» Instructions for the task:
Go over the entries below line by line, copying each one that contains the word "JSON".

» Dataset listings of figures:

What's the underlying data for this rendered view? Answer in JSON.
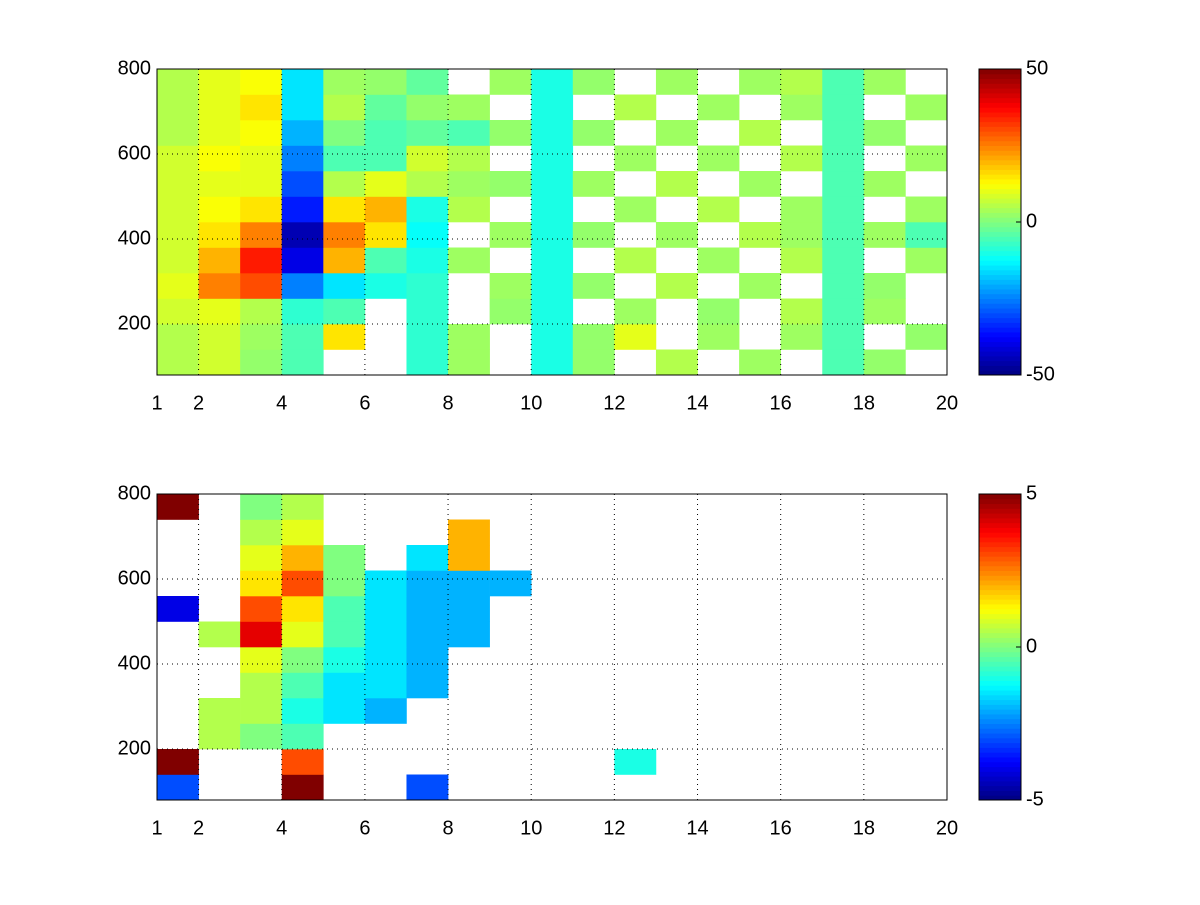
{
  "chart_data": [
    {
      "type": "heatmap",
      "colormap": "jet",
      "grid": true,
      "xbins": [
        1,
        2,
        3,
        4,
        5,
        6,
        7,
        8,
        9,
        10,
        11,
        12,
        13,
        14,
        15,
        16,
        17,
        18,
        19,
        20
      ],
      "ybins": [
        80,
        140,
        200,
        260,
        320,
        380,
        440,
        500,
        560,
        620,
        680,
        740,
        800
      ],
      "xlim": [
        1,
        20
      ],
      "xticks": [
        1,
        2,
        4,
        6,
        8,
        10,
        12,
        14,
        16,
        18,
        20
      ],
      "ylim": [
        80,
        800
      ],
      "yticks": [
        200,
        400,
        600,
        800
      ],
      "clim": [
        -50,
        50
      ],
      "cticks": [
        -50,
        0,
        50
      ],
      "values": [
        [
          5,
          8,
          2,
          -5,
          null,
          null,
          -8,
          3,
          null,
          -10,
          2,
          null,
          5,
          null,
          3,
          null,
          -5,
          2,
          null
        ],
        [
          5,
          8,
          3,
          -5,
          15,
          null,
          -8,
          3,
          null,
          -10,
          2,
          10,
          null,
          3,
          null,
          3,
          -5,
          null,
          2
        ],
        [
          8,
          10,
          5,
          -8,
          -5,
          null,
          -8,
          null,
          2,
          -10,
          null,
          3,
          null,
          2,
          null,
          5,
          -5,
          3,
          null
        ],
        [
          10,
          25,
          30,
          -25,
          -15,
          -10,
          -8,
          null,
          3,
          -10,
          2,
          null,
          5,
          null,
          3,
          null,
          -5,
          2,
          null
        ],
        [
          8,
          20,
          35,
          -40,
          20,
          -5,
          -10,
          3,
          null,
          -10,
          null,
          5,
          null,
          3,
          null,
          5,
          -5,
          null,
          3
        ],
        [
          8,
          15,
          25,
          -45,
          25,
          15,
          -12,
          null,
          3,
          -10,
          2,
          null,
          3,
          null,
          5,
          3,
          -5,
          3,
          -5
        ],
        [
          8,
          12,
          15,
          -35,
          15,
          20,
          -10,
          5,
          null,
          -10,
          null,
          3,
          null,
          5,
          null,
          3,
          -5,
          null,
          3
        ],
        [
          8,
          10,
          10,
          -30,
          5,
          10,
          5,
          3,
          2,
          -10,
          3,
          null,
          5,
          null,
          3,
          null,
          -5,
          3,
          null
        ],
        [
          8,
          12,
          10,
          -25,
          -5,
          -5,
          8,
          5,
          null,
          -10,
          null,
          3,
          null,
          3,
          null,
          5,
          -5,
          null,
          3
        ],
        [
          5,
          10,
          12,
          -20,
          0,
          -5,
          -3,
          -5,
          2,
          -10,
          2,
          null,
          3,
          null,
          5,
          null,
          -5,
          2,
          null
        ],
        [
          5,
          10,
          15,
          -15,
          5,
          -3,
          2,
          3,
          null,
          -10,
          null,
          5,
          null,
          3,
          null,
          3,
          -5,
          null,
          3
        ],
        [
          5,
          10,
          12,
          -15,
          3,
          2,
          -3,
          null,
          3,
          -10,
          2,
          null,
          3,
          null,
          3,
          5,
          -5,
          3,
          null
        ]
      ]
    },
    {
      "type": "heatmap",
      "colormap": "jet",
      "grid": true,
      "xbins": [
        1,
        2,
        3,
        4,
        5,
        6,
        7,
        8,
        9,
        10,
        11,
        12,
        13,
        14,
        15,
        16,
        17,
        18,
        19,
        20
      ],
      "ybins": [
        80,
        140,
        200,
        260,
        320,
        380,
        440,
        500,
        560,
        620,
        680,
        740,
        800
      ],
      "xlim": [
        1,
        20
      ],
      "xticks": [
        1,
        2,
        4,
        6,
        8,
        10,
        12,
        14,
        16,
        18,
        20
      ],
      "ylim": [
        80,
        800
      ],
      "yticks": [
        200,
        400,
        600,
        800
      ],
      "clim": [
        -5,
        5
      ],
      "cticks": [
        -5,
        0,
        5
      ],
      "values": [
        [
          -3,
          null,
          null,
          5,
          null,
          null,
          -3,
          null,
          null,
          null,
          null,
          null,
          null,
          null,
          null,
          null,
          null,
          null,
          null
        ],
        [
          5,
          null,
          null,
          3,
          null,
          null,
          null,
          null,
          null,
          null,
          null,
          -1,
          null,
          null,
          null,
          null,
          null,
          null,
          null
        ],
        [
          null,
          0.5,
          0,
          -0.5,
          null,
          null,
          null,
          null,
          null,
          null,
          null,
          null,
          null,
          null,
          null,
          null,
          null,
          null,
          null
        ],
        [
          null,
          0.5,
          0.5,
          -1,
          -1.5,
          -2,
          null,
          null,
          null,
          null,
          null,
          null,
          null,
          null,
          null,
          null,
          null,
          null,
          null
        ],
        [
          null,
          null,
          0.5,
          -0.5,
          -1.5,
          -1.5,
          -2,
          null,
          null,
          null,
          null,
          null,
          null,
          null,
          null,
          null,
          null,
          null,
          null
        ],
        [
          null,
          null,
          1,
          0,
          -1,
          -1.5,
          -2,
          null,
          null,
          null,
          null,
          null,
          null,
          null,
          null,
          null,
          null,
          null,
          null
        ],
        [
          null,
          0.5,
          4,
          1,
          -0.5,
          -1.5,
          -2,
          -2,
          null,
          null,
          null,
          null,
          null,
          null,
          null,
          null,
          null,
          null,
          null
        ],
        [
          -4,
          null,
          3,
          1.5,
          -0.5,
          -1.5,
          -2,
          -2,
          null,
          null,
          null,
          null,
          null,
          null,
          null,
          null,
          null,
          null,
          null
        ],
        [
          null,
          null,
          1.5,
          3,
          0,
          -1.5,
          -2,
          -2,
          -2,
          null,
          null,
          null,
          null,
          null,
          null,
          null,
          null,
          null,
          null
        ],
        [
          null,
          null,
          1,
          2,
          0,
          null,
          -1.5,
          2,
          null,
          null,
          null,
          null,
          null,
          null,
          null,
          null,
          null,
          null,
          null
        ],
        [
          null,
          null,
          0.5,
          1,
          null,
          null,
          null,
          2,
          null,
          null,
          null,
          null,
          null,
          null,
          null,
          null,
          null,
          null,
          null
        ],
        [
          5,
          null,
          0,
          0.5,
          null,
          null,
          null,
          null,
          null,
          null,
          null,
          null,
          null,
          null,
          null,
          null,
          null,
          null,
          null
        ]
      ]
    }
  ]
}
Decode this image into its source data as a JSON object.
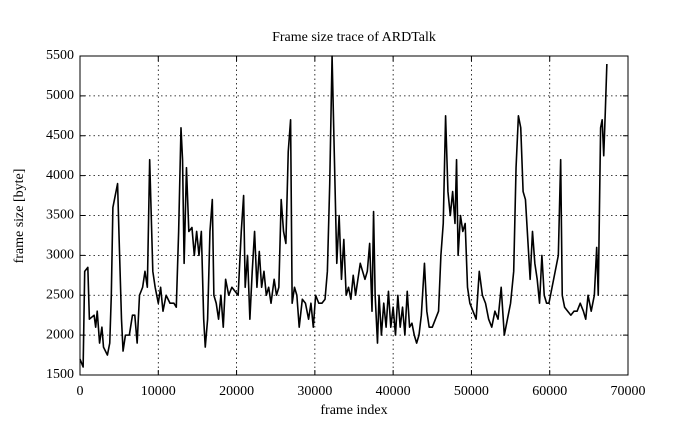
{
  "chart_data": {
    "type": "line",
    "title": "Frame size trace of ARDTalk",
    "xlabel": "frame index",
    "ylabel": "frame size [byte]",
    "color": "#000000",
    "grid": true,
    "xlim": [
      0,
      70000
    ],
    "xticks": [
      0,
      10000,
      20000,
      30000,
      40000,
      50000,
      60000,
      70000
    ],
    "ylim": [
      1500,
      5500
    ],
    "yticks": [
      1500,
      2000,
      2500,
      3000,
      3500,
      4000,
      4500,
      5000,
      5500
    ],
    "x": [
      0,
      400,
      600,
      1000,
      1200,
      1800,
      2000,
      2200,
      2500,
      2800,
      3000,
      3500,
      3800,
      4000,
      4200,
      4500,
      4800,
      5000,
      5300,
      5500,
      5800,
      6300,
      6700,
      7000,
      7300,
      7600,
      8000,
      8300,
      8600,
      8900,
      9100,
      9300,
      9600,
      10000,
      10300,
      10600,
      11000,
      11500,
      12000,
      12300,
      12600,
      12900,
      13100,
      13300,
      13600,
      13900,
      14300,
      14600,
      14900,
      15200,
      15500,
      15800,
      16000,
      16300,
      16600,
      16900,
      17100,
      17400,
      17700,
      18000,
      18300,
      18600,
      19000,
      19400,
      19800,
      20200,
      20600,
      20900,
      21100,
      21400,
      21700,
      22000,
      22300,
      22600,
      22900,
      23200,
      23500,
      23800,
      24100,
      24400,
      24800,
      25100,
      25400,
      25700,
      26000,
      26300,
      26600,
      26900,
      27100,
      27400,
      27700,
      28000,
      28400,
      28800,
      29200,
      29500,
      29800,
      30100,
      30500,
      30900,
      31300,
      31600,
      31900,
      32200,
      32500,
      32800,
      33100,
      33400,
      33700,
      34000,
      34300,
      34600,
      34900,
      35200,
      35500,
      35800,
      36100,
      36400,
      36700,
      37000,
      37300,
      37500,
      37700,
      38000,
      38200,
      38500,
      38800,
      39100,
      39400,
      39700,
      40000,
      40300,
      40600,
      40900,
      41200,
      41500,
      41800,
      42100,
      42400,
      42700,
      43000,
      43300,
      43600,
      44000,
      44300,
      44600,
      45000,
      45400,
      45800,
      46100,
      46400,
      46700,
      47000,
      47300,
      47600,
      47900,
      48100,
      48300,
      48600,
      48900,
      49200,
      49500,
      49800,
      50200,
      50600,
      51000,
      51400,
      51800,
      52200,
      52600,
      53000,
      53400,
      53800,
      54200,
      54600,
      55000,
      55400,
      55700,
      56000,
      56300,
      56600,
      56900,
      57200,
      57500,
      57800,
      58100,
      58400,
      58700,
      59000,
      59300,
      59600,
      59900,
      61100,
      61400,
      61600,
      61900,
      62300,
      62700,
      63100,
      63500,
      63900,
      64300,
      64600,
      64900,
      65300,
      65700,
      66000,
      66200,
      66500,
      66700,
      66900,
      67100,
      67300
    ],
    "values": [
      1700,
      1600,
      2800,
      2850,
      2200,
      2250,
      2100,
      2300,
      1900,
      2100,
      1850,
      1750,
      1900,
      2500,
      3600,
      3750,
      3900,
      3200,
      2200,
      1800,
      2000,
      2000,
      2250,
      2250,
      1900,
      2500,
      2600,
      2800,
      2600,
      4200,
      3500,
      2800,
      2600,
      2400,
      2600,
      2300,
      2500,
      2400,
      2400,
      2350,
      3300,
      4600,
      4200,
      2900,
      4100,
      3300,
      3350,
      3000,
      3300,
      3000,
      3300,
      2200,
      1850,
      2200,
      3300,
      3700,
      2500,
      2400,
      2200,
      2500,
      2100,
      2700,
      2500,
      2600,
      2550,
      2500,
      3300,
      3750,
      2600,
      3000,
      2200,
      2800,
      3300,
      2600,
      3050,
      2600,
      2800,
      2500,
      2600,
      2400,
      2700,
      2500,
      2600,
      3700,
      3300,
      3150,
      4300,
      4700,
      2400,
      2600,
      2500,
      2100,
      2450,
      2400,
      2200,
      2400,
      2100,
      2500,
      2400,
      2400,
      2450,
      2800,
      3900,
      5500,
      4200,
      2900,
      3500,
      2700,
      3200,
      2500,
      2600,
      2450,
      2750,
      2500,
      2700,
      2900,
      2800,
      2700,
      2800,
      3150,
      2300,
      3550,
      2500,
      1900,
      2500,
      2000,
      2400,
      2100,
      2550,
      2100,
      2350,
      2000,
      2500,
      2100,
      2350,
      2000,
      2550,
      2100,
      2150,
      2000,
      1900,
      2000,
      2250,
      2900,
      2300,
      2100,
      2100,
      2200,
      2300,
      3000,
      3400,
      4750,
      3800,
      3500,
      3800,
      3400,
      4200,
      3000,
      3500,
      3300,
      3400,
      2600,
      2400,
      2300,
      2200,
      2800,
      2500,
      2400,
      2200,
      2100,
      2300,
      2200,
      2600,
      2000,
      2200,
      2400,
      2800,
      4100,
      4750,
      4600,
      3800,
      3700,
      3200,
      2700,
      3300,
      2900,
      2700,
      2400,
      3000,
      2500,
      2400,
      2400,
      3000,
      4200,
      2500,
      2350,
      2300,
      2250,
      2300,
      2300,
      2400,
      2300,
      2200,
      2500,
      2300,
      2500,
      3100,
      2500,
      4600,
      4700,
      4250,
      4800,
      5400
    ]
  }
}
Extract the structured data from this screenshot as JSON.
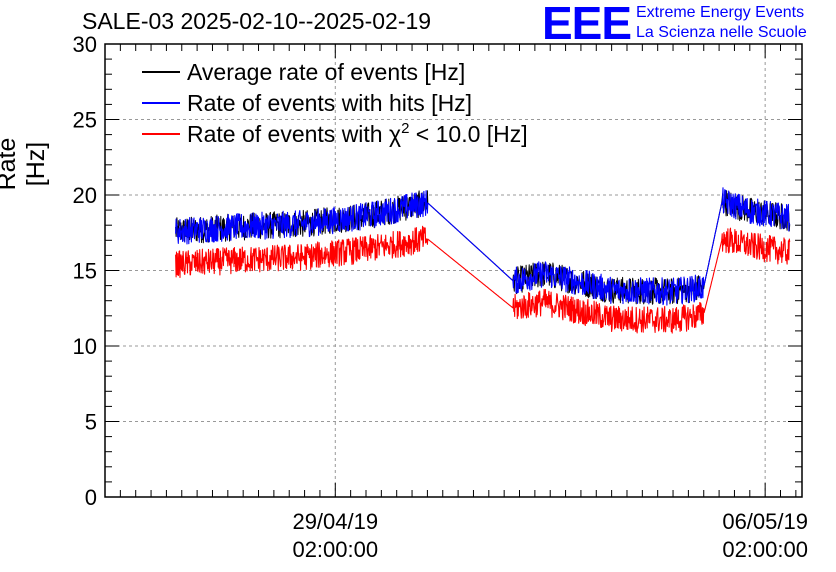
{
  "header": {
    "title": "SALE-03 2025-02-10--2025-02-19",
    "brand_logo": "EEE",
    "brand_line1": "Extreme Energy Events",
    "brand_line2": "La Scienza nelle Scuole",
    "brand_color": "#0000ff"
  },
  "chart_data": {
    "type": "line",
    "ylabel": "Rate [Hz]",
    "xlabel": "",
    "ylim": [
      0,
      30
    ],
    "yticks": [
      0,
      5,
      10,
      15,
      20,
      25,
      30
    ],
    "grid": true,
    "legend_position": "top-left",
    "x_unit": "days since 29/04/19 02:00:00",
    "xlim": [
      -3.75,
      7.6
    ],
    "xticks": [
      {
        "value": 0,
        "date": "29/04/19",
        "time": "02:00:00"
      },
      {
        "value": 7,
        "date": "06/05/19",
        "time": "02:00:00"
      }
    ],
    "x": [
      -2.6,
      -1.5,
      -0.5,
      0.5,
      1.5,
      2.9,
      3.4,
      4.5,
      5.5,
      6.0,
      6.3,
      6.8,
      7.4
    ],
    "series": [
      {
        "name": "Average rate of events [Hz]",
        "color": "#000000",
        "values": [
          17.6,
          17.9,
          18.1,
          18.6,
          19.5,
          14.3,
          14.8,
          13.7,
          13.6,
          13.9,
          19.6,
          18.9,
          18.5
        ]
      },
      {
        "name": "Rate of events with hits [Hz]",
        "color": "#0000ff",
        "values": [
          17.6,
          17.9,
          18.1,
          18.6,
          19.5,
          14.3,
          14.8,
          13.7,
          13.6,
          13.9,
          19.6,
          18.9,
          18.5
        ]
      },
      {
        "name": "Rate of events with χ² < 10.0 [Hz]",
        "color": "#ff0000",
        "values": [
          15.4,
          15.7,
          15.9,
          16.4,
          17.1,
          12.5,
          12.9,
          11.8,
          11.7,
          12.1,
          17.1,
          16.6,
          16.2
        ]
      }
    ],
    "legend": {
      "line1": "Average rate of events [Hz]",
      "line2": "Rate of events with hits [Hz]",
      "line3_prefix": "Rate of events with χ",
      "line3_sup": "2",
      "line3_suffix": " < 10.0 [Hz]"
    }
  }
}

» Output of the task:
What's the underlying data for this rendered view? Answer in JSON.
Decode this image into its source data as a JSON object.
Extract the structured data from this screenshot as JSON.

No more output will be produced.